[Data tied to figure images]
╭──
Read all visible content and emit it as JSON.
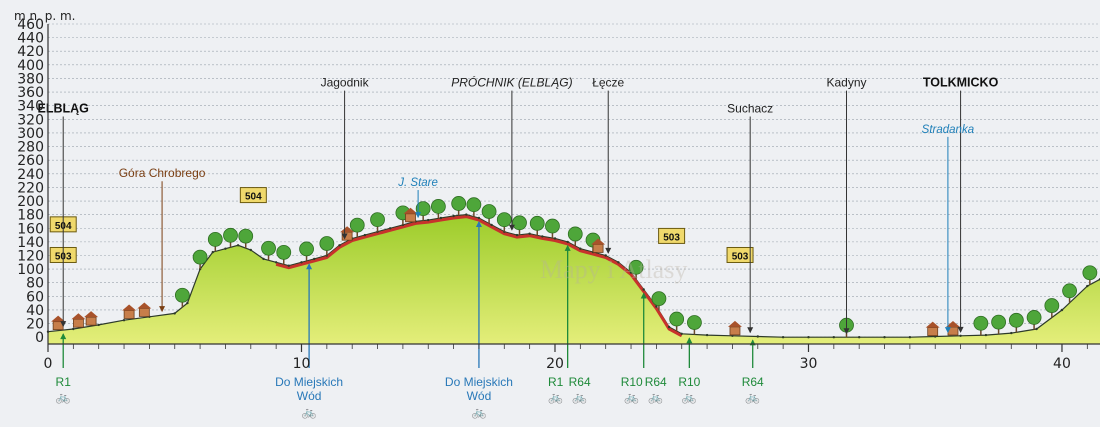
{
  "chart_data": {
    "type": "area",
    "unit_label": "m n. p. m.",
    "ylim": [
      -10,
      460
    ],
    "xlim": [
      0,
      41.5
    ],
    "y_ticks": [
      0,
      20,
      40,
      60,
      80,
      100,
      120,
      140,
      160,
      180,
      200,
      220,
      240,
      260,
      280,
      300,
      320,
      340,
      360,
      380,
      400,
      420,
      440,
      460
    ],
    "x_ticks": [
      0,
      10,
      20,
      30,
      40
    ],
    "grid": true,
    "series": [
      {
        "x": [
          0,
          1,
          2,
          3,
          4,
          5,
          5.5,
          6,
          6.5,
          7,
          7.5,
          8,
          8.5,
          9,
          9.5,
          10,
          10.5,
          11,
          11.5,
          12,
          12.5,
          13,
          13.5,
          14,
          14.5,
          15,
          15.5,
          16,
          16.5,
          17,
          17.5,
          18,
          18.5,
          19,
          19.5,
          20,
          20.5,
          21,
          21.5,
          22,
          22.5,
          23,
          23.5,
          24,
          24.5,
          25,
          26,
          27,
          28,
          29,
          30,
          31,
          32,
          33,
          34,
          35,
          36,
          37,
          38,
          39,
          40,
          41,
          41.5
        ],
        "values": [
          8,
          12,
          18,
          25,
          30,
          35,
          50,
          100,
          125,
          130,
          135,
          128,
          115,
          110,
          105,
          110,
          115,
          120,
          135,
          145,
          150,
          155,
          160,
          165,
          170,
          172,
          175,
          178,
          180,
          175,
          165,
          155,
          150,
          152,
          148,
          145,
          140,
          130,
          125,
          120,
          110,
          95,
          70,
          45,
          15,
          5,
          3,
          2,
          1,
          0,
          0,
          0,
          0,
          0,
          0,
          1,
          2,
          3,
          6,
          12,
          40,
          75,
          85
        ]
      }
    ],
    "badges": [
      {
        "x": 0.6,
        "y": 120,
        "label": "503"
      },
      {
        "x": 0.6,
        "y": 165,
        "label": "504"
      },
      {
        "x": 8.1,
        "y": 208,
        "label": "504"
      },
      {
        "x": 24.6,
        "y": 148,
        "label": "503"
      },
      {
        "x": 27.3,
        "y": 120,
        "label": "503"
      }
    ],
    "places": [
      {
        "name": "ELBLĄG",
        "x": 0.6,
        "style": "bold",
        "label_y": 330
      },
      {
        "name": "Góra Chrobrego",
        "x": 4.5,
        "style": "brown",
        "label_y": 235
      },
      {
        "name": "Jagodnik",
        "x": 11.7,
        "style": "normal",
        "label_y": 368
      },
      {
        "name": "J. Stare",
        "x": 14.6,
        "style": "water",
        "label_y": 222
      },
      {
        "name": "PRÓCHNIK (ELBLĄG)",
        "x": 18.3,
        "style": "italic",
        "label_y": 368
      },
      {
        "name": "Łęcze",
        "x": 22.1,
        "style": "normal",
        "label_y": 368
      },
      {
        "name": "Suchacz",
        "x": 27.7,
        "style": "normal",
        "label_y": 330
      },
      {
        "name": "Kadyny",
        "x": 31.5,
        "style": "normal",
        "label_y": 368
      },
      {
        "name": "TOLKMICKO",
        "x": 36.0,
        "style": "bold",
        "label_y": 368
      },
      {
        "name": "Stradanka",
        "x": 35.5,
        "style": "water",
        "label_y": 300
      }
    ],
    "routes": [
      {
        "x": 0.6,
        "labels": [
          "R1"
        ],
        "color": "green"
      },
      {
        "x": 10.3,
        "labels": [
          "Do Miejskich",
          "Wód"
        ],
        "color": "blue"
      },
      {
        "x": 17.0,
        "labels": [
          "Do Miejskich",
          "Wód"
        ],
        "color": "blue"
      },
      {
        "x": 20.5,
        "labels": [
          "R1",
          "R64"
        ],
        "color": "green"
      },
      {
        "x": 23.5,
        "labels": [
          "R10",
          "R64"
        ],
        "color": "green"
      },
      {
        "x": 25.3,
        "labels": [
          "R10"
        ],
        "color": "green"
      },
      {
        "x": 27.8,
        "labels": [
          "R64"
        ],
        "color": "green"
      }
    ]
  },
  "watermark": "Mapy i Atlasy",
  "colors": {
    "fill_top": "#9ccc2a",
    "fill_bottom": "#e4ee7a",
    "route": "#c8322c",
    "grid": "#9aa3ad",
    "green": "#1f8a3a",
    "blue": "#2878b8",
    "tree": "#4ea63a",
    "house": "#c77e4a",
    "badge": "#f0d96c"
  }
}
╰──
● **Directions**
Without including any picture, retype the entries exactly.

● **Solution for this problem**
Read all visible content and emit it as JSON.
{
  "chart_data": {
    "type": "area",
    "unit_label": "m n. p. m.",
    "ylim": [
      -10,
      460
    ],
    "xlim": [
      0,
      41.5
    ],
    "y_ticks": [
      0,
      20,
      40,
      60,
      80,
      100,
      120,
      140,
      160,
      180,
      200,
      220,
      240,
      260,
      280,
      300,
      320,
      340,
      360,
      380,
      400,
      420,
      440,
      460
    ],
    "x_ticks": [
      0,
      10,
      20,
      30,
      40
    ],
    "grid": true,
    "series": [
      {
        "x": [
          0,
          1,
          2,
          3,
          4,
          5,
          5.5,
          6,
          6.5,
          7,
          7.5,
          8,
          8.5,
          9,
          9.5,
          10,
          10.5,
          11,
          11.5,
          12,
          12.5,
          13,
          13.5,
          14,
          14.5,
          15,
          15.5,
          16,
          16.5,
          17,
          17.5,
          18,
          18.5,
          19,
          19.5,
          20,
          20.5,
          21,
          21.5,
          22,
          22.5,
          23,
          23.5,
          24,
          24.5,
          25,
          26,
          27,
          28,
          29,
          30,
          31,
          32,
          33,
          34,
          35,
          36,
          37,
          38,
          39,
          40,
          41,
          41.5
        ],
        "values": [
          8,
          12,
          18,
          25,
          30,
          35,
          50,
          100,
          125,
          130,
          135,
          128,
          115,
          110,
          105,
          110,
          115,
          120,
          135,
          145,
          150,
          155,
          160,
          165,
          170,
          172,
          175,
          178,
          180,
          175,
          165,
          155,
          150,
          152,
          148,
          145,
          140,
          130,
          125,
          120,
          110,
          95,
          70,
          45,
          15,
          5,
          3,
          2,
          1,
          0,
          0,
          0,
          0,
          0,
          0,
          1,
          2,
          3,
          6,
          12,
          40,
          75,
          85
        ]
      }
    ],
    "badges": [
      {
        "x": 0.6,
        "y": 120,
        "label": "503"
      },
      {
        "x": 0.6,
        "y": 165,
        "label": "504"
      },
      {
        "x": 8.1,
        "y": 208,
        "label": "504"
      },
      {
        "x": 24.6,
        "y": 148,
        "label": "503"
      },
      {
        "x": 27.3,
        "y": 120,
        "label": "503"
      }
    ],
    "places": [
      {
        "name": "ELBLĄG",
        "x": 0.6,
        "style": "bold",
        "label_y": 330
      },
      {
        "name": "Góra Chrobrego",
        "x": 4.5,
        "style": "brown",
        "label_y": 235
      },
      {
        "name": "Jagodnik",
        "x": 11.7,
        "style": "normal",
        "label_y": 368
      },
      {
        "name": "J. Stare",
        "x": 14.6,
        "style": "water",
        "label_y": 222
      },
      {
        "name": "PRÓCHNIK (ELBLĄG)",
        "x": 18.3,
        "style": "italic",
        "label_y": 368
      },
      {
        "name": "Łęcze",
        "x": 22.1,
        "style": "normal",
        "label_y": 368
      },
      {
        "name": "Suchacz",
        "x": 27.7,
        "style": "normal",
        "label_y": 330
      },
      {
        "name": "Kadyny",
        "x": 31.5,
        "style": "normal",
        "label_y": 368
      },
      {
        "name": "TOLKMICKO",
        "x": 36.0,
        "style": "bold",
        "label_y": 368
      },
      {
        "name": "Stradanka",
        "x": 35.5,
        "style": "water",
        "label_y": 300
      }
    ],
    "routes": [
      {
        "x": 0.6,
        "labels": [
          "R1"
        ],
        "color": "green"
      },
      {
        "x": 10.3,
        "labels": [
          "Do Miejskich",
          "Wód"
        ],
        "color": "blue"
      },
      {
        "x": 17.0,
        "labels": [
          "Do Miejskich",
          "Wód"
        ],
        "color": "blue"
      },
      {
        "x": 20.5,
        "labels": [
          "R1",
          "R64"
        ],
        "color": "green"
      },
      {
        "x": 23.5,
        "labels": [
          "R10",
          "R64"
        ],
        "color": "green"
      },
      {
        "x": 25.3,
        "labels": [
          "R10"
        ],
        "color": "green"
      },
      {
        "x": 27.8,
        "labels": [
          "R64"
        ],
        "color": "green"
      }
    ]
  },
  "watermark": "Mapy i Atlasy",
  "colors": {
    "fill_top": "#9ccc2a",
    "fill_bottom": "#e4ee7a",
    "route": "#c8322c",
    "grid": "#9aa3ad",
    "green": "#1f8a3a",
    "blue": "#2878b8",
    "tree": "#4ea63a",
    "house": "#c77e4a",
    "badge": "#f0d96c"
  }
}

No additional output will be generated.